Rewrite the entries below, starting at the line "bar-microglia — [216, 250, 235, 625]" and ending at the line "bar-dn1 — [349, 591, 368, 625]", as a Markdown table with a No. column that numbers each row and a Line column that holds the line, leaving out blank lines.

[begin Extracted material]

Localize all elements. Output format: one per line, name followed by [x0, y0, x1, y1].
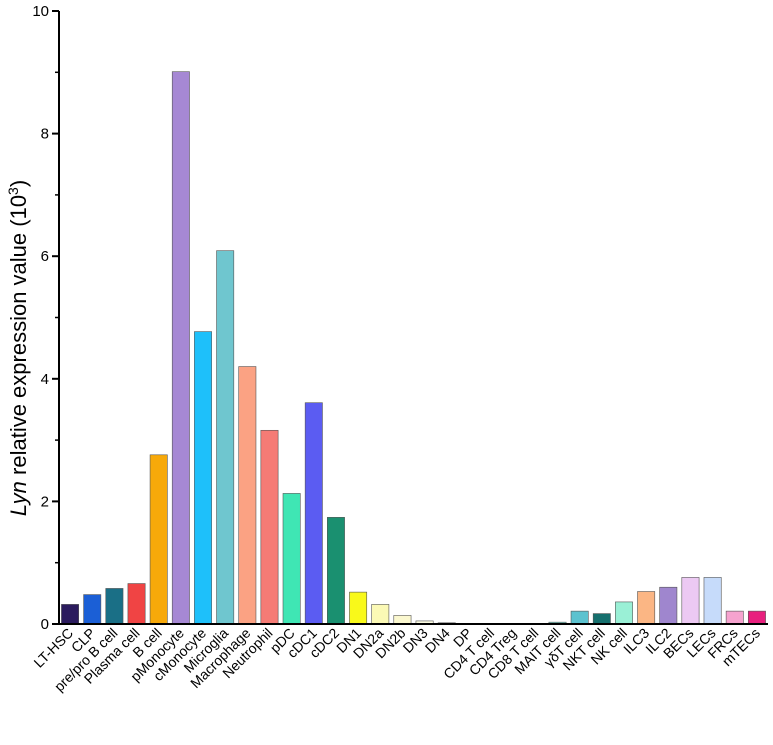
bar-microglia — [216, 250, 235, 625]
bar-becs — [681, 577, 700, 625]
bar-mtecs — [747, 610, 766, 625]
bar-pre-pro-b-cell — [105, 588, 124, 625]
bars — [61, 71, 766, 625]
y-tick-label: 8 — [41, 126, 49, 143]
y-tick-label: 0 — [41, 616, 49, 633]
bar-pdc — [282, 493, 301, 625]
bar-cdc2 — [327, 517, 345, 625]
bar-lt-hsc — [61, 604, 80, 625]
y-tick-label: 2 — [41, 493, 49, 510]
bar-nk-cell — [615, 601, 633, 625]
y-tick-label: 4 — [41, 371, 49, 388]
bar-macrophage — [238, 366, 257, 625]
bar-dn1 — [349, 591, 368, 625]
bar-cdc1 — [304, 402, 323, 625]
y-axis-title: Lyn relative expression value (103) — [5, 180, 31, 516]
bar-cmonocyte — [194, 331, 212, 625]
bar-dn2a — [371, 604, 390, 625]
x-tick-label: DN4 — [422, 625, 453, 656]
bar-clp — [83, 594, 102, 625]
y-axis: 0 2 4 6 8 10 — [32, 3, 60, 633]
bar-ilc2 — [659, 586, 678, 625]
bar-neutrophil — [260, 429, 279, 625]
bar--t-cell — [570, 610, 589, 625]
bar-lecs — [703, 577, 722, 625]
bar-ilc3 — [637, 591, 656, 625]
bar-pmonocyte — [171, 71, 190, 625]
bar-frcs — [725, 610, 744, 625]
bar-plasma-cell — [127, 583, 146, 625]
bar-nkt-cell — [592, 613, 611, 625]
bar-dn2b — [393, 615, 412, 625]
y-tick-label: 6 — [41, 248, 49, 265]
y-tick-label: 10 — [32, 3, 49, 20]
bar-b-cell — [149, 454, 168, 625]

[end Extracted material]
[begin Extracted material]

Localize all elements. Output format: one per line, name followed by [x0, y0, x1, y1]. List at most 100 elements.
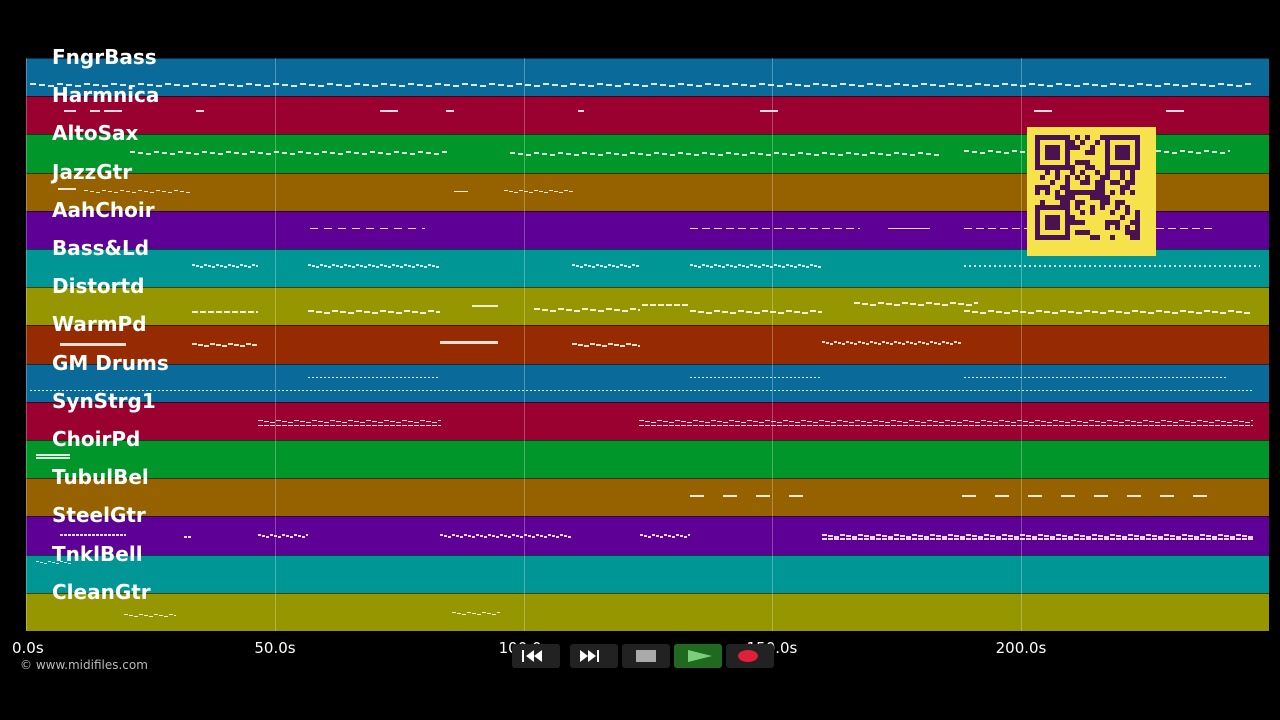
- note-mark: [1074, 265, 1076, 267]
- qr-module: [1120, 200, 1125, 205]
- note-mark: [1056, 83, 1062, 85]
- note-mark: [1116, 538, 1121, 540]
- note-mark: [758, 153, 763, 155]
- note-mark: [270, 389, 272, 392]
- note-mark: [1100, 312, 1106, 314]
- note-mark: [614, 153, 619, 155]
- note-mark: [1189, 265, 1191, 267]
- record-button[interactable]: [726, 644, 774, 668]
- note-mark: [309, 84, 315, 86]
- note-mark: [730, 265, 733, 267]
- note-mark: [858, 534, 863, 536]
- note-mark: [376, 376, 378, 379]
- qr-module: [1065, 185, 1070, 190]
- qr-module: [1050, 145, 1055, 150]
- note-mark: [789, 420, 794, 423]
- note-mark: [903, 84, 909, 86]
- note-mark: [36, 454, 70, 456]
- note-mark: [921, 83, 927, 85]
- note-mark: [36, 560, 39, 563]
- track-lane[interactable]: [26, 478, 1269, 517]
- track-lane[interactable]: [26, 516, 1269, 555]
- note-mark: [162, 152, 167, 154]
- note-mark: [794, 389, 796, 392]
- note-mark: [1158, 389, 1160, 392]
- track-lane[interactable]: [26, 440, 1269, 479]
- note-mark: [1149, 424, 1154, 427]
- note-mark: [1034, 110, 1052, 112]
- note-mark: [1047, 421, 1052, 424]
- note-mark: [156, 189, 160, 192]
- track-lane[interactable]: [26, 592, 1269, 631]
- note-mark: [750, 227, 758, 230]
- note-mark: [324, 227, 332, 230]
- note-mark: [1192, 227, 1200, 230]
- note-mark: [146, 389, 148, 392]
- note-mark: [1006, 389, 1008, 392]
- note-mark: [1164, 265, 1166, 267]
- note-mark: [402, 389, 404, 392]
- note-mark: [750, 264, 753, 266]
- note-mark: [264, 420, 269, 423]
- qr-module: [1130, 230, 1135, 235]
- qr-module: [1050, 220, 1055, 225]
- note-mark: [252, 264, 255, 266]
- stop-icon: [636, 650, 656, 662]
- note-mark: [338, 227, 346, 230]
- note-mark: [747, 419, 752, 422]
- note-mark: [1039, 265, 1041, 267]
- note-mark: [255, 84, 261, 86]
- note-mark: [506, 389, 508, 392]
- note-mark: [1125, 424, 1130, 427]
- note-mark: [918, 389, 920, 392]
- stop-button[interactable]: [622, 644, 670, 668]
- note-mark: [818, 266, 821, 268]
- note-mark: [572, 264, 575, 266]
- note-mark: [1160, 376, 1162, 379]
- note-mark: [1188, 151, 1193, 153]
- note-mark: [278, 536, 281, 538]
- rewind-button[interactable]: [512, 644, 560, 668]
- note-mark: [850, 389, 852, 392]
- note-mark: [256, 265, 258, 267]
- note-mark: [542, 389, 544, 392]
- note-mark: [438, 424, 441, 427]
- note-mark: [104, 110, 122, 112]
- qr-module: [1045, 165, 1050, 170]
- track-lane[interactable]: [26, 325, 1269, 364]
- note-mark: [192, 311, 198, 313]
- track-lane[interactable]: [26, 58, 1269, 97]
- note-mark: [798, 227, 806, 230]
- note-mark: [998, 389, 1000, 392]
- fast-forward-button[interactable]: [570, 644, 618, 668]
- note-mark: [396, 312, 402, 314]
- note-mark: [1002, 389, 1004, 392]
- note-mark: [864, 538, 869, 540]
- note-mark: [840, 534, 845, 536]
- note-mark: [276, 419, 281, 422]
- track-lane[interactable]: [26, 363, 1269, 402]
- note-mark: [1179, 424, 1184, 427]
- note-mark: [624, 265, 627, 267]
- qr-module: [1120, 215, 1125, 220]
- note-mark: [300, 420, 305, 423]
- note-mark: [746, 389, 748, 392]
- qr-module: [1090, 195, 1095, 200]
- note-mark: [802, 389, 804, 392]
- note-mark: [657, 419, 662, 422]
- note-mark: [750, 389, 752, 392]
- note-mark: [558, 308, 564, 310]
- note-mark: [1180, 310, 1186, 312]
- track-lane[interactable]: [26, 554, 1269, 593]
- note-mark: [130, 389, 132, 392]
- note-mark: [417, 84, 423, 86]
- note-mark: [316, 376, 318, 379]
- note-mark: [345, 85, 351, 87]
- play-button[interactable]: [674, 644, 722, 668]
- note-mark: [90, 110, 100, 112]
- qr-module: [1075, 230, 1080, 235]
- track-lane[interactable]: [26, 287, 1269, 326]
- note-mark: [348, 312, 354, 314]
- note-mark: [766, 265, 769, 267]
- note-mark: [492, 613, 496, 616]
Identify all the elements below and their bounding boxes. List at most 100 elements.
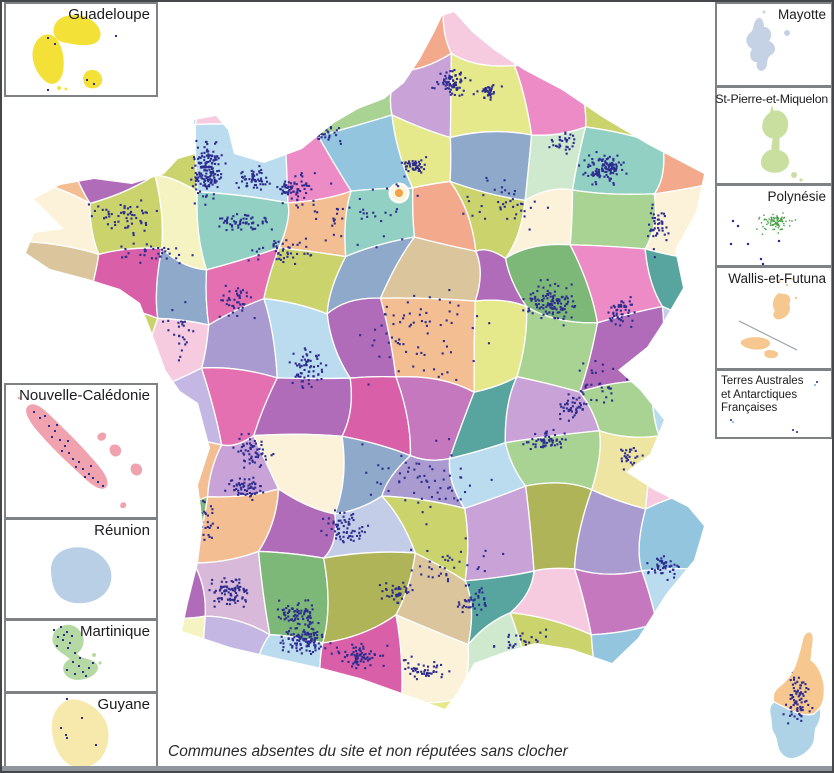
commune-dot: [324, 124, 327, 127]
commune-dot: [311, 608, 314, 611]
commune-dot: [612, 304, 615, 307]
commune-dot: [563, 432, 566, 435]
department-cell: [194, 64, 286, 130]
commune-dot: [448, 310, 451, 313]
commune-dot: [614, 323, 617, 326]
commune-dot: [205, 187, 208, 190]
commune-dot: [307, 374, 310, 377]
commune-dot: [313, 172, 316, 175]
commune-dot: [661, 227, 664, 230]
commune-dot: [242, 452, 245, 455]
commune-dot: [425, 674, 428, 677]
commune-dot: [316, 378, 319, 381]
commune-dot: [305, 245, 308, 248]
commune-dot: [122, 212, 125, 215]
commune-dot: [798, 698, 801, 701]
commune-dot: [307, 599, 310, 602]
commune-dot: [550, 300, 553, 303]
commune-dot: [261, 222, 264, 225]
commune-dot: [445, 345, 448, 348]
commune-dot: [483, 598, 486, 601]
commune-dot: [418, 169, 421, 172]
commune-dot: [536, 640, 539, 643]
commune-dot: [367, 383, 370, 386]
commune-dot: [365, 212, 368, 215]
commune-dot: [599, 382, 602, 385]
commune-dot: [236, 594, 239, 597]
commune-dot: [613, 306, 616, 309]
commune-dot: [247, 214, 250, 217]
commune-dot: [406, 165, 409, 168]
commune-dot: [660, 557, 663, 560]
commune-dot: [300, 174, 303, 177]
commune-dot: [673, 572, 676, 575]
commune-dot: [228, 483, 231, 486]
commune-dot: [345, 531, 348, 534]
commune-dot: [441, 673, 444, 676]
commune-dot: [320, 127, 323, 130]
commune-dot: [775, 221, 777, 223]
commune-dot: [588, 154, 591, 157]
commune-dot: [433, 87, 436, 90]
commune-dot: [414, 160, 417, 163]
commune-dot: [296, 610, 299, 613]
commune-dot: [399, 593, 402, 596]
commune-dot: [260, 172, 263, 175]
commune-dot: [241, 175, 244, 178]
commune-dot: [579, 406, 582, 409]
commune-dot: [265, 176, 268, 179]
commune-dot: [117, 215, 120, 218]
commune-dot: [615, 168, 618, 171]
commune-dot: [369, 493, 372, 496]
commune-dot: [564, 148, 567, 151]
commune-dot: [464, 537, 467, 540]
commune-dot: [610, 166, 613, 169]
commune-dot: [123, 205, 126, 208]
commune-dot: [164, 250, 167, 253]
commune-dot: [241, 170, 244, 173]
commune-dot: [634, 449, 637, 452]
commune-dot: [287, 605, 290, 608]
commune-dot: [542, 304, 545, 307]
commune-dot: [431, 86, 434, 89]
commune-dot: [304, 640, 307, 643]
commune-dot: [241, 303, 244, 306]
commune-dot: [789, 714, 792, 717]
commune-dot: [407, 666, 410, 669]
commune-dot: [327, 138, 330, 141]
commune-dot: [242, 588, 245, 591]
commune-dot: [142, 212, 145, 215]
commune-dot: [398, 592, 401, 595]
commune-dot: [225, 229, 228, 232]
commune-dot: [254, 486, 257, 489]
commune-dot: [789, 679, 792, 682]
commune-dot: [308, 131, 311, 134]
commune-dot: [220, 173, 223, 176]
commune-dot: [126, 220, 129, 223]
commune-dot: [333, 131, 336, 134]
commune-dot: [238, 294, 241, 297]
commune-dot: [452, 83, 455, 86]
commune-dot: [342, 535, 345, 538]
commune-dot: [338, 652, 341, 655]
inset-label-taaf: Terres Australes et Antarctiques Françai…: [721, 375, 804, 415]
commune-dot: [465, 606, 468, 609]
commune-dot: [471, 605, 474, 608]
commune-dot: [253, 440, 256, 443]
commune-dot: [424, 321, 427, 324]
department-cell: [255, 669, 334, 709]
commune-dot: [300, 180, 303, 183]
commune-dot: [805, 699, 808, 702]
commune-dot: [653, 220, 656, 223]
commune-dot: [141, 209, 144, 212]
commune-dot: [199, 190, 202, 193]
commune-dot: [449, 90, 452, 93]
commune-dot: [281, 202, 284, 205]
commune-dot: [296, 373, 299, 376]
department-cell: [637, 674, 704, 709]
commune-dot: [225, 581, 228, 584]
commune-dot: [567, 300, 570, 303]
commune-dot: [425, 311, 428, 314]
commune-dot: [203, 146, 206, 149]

[end Extracted material]

### [Task result]
| No. | Line |
|---|---|
| 1 | bar-microglia — [216, 250, 235, 625] |
| 2 | bar-becs — [681, 577, 700, 625] |
| 3 | bar-mtecs — [747, 610, 766, 625] |
| 4 | bar-pre-pro-b-cell — [105, 588, 124, 625] |
| 5 | bars — [61, 71, 766, 625] |
| 6 | y-tick-label: 8 — [41, 126, 49, 143] |
| 7 | y-tick-label: 0 — [41, 616, 49, 633] |
| 8 | bar-pdc — [282, 493, 301, 625] |
| 9 | bar-cdc2 — [327, 517, 345, 625] |
| 10 | bar-lt-hsc — [61, 604, 80, 625] |
| 11 | y-tick-label: 2 — [41, 493, 49, 510] |
| 12 | bar-nk-cell — [615, 601, 633, 625] |
| 13 | y-tick-label: 4 — [41, 371, 49, 388] |
| 14 | bar-macrophage — [238, 366, 257, 625] |
| 15 | bar-dn1 — [349, 591, 368, 625] |